(Stored records)

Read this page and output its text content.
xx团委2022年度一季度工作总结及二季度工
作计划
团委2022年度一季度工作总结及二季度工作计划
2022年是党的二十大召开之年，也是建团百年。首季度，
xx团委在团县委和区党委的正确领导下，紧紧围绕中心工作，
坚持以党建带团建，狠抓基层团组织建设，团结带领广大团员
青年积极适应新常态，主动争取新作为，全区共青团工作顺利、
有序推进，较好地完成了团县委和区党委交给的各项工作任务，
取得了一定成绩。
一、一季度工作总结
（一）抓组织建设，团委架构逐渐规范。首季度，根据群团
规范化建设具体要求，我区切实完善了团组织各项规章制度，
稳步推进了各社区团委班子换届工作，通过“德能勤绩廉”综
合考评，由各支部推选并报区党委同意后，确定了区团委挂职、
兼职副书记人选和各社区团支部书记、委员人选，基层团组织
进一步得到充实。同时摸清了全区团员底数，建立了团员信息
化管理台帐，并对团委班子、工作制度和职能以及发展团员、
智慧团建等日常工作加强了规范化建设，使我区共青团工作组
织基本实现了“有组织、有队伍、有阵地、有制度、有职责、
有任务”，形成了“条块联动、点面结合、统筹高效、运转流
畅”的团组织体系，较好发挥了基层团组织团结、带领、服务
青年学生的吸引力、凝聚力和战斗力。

-- EXERCISE TASK --
Transcribe every record above exactly as it appears.

-- FINAL RESULT --
Read this page and output its text content.
xx团委2022年度一季度工作总结及二季度工
作计划
团委2022年度一季度工作总结及二季度工作计划
2022年是党的二十大召开之年，也是建团百年。首季度，
xx团委在团县委和区党委的正确领导下，紧紧围绕中心工作，
坚持以党建带团建，狠抓基层团组织建设，团结带领广大团员
青年积极适应新常态，主动争取新作为，全区共青团工作顺利、
有序推进，较好地完成了团县委和区党委交给的各项工作任务，
取得了一定成绩。
一、一季度工作总结
（一）抓组织建设，团委架构逐渐规范。首季度，根据群团
规范化建设具体要求，我区切实完善了团组织各项规章制度，
稳步推进了各社区团委班子换届工作，通过“德能勤绩廉”综
合考评，由各支部推选并报区党委同意后，确定了区团委挂职、
兼职副书记人选和各社区团支部书记、委员人选，基层团组织
进一步得到充实。同时摸清了全区团员底数，建立了团员信息
化管理台帐，并对团委班子、工作制度和职能以及发展团员、
智慧团建等日常工作加强了规范化建设，使我区共青团工作组
织基本实现了“有组织、有队伍、有阵地、有制度、有职责、
有任务”，形成了“条块联动、点面结合、统筹高效、运转流
畅”的团组织体系，较好发挥了基层团组织团结、带领、服务
青年学生的吸引力、凝聚力和战斗力。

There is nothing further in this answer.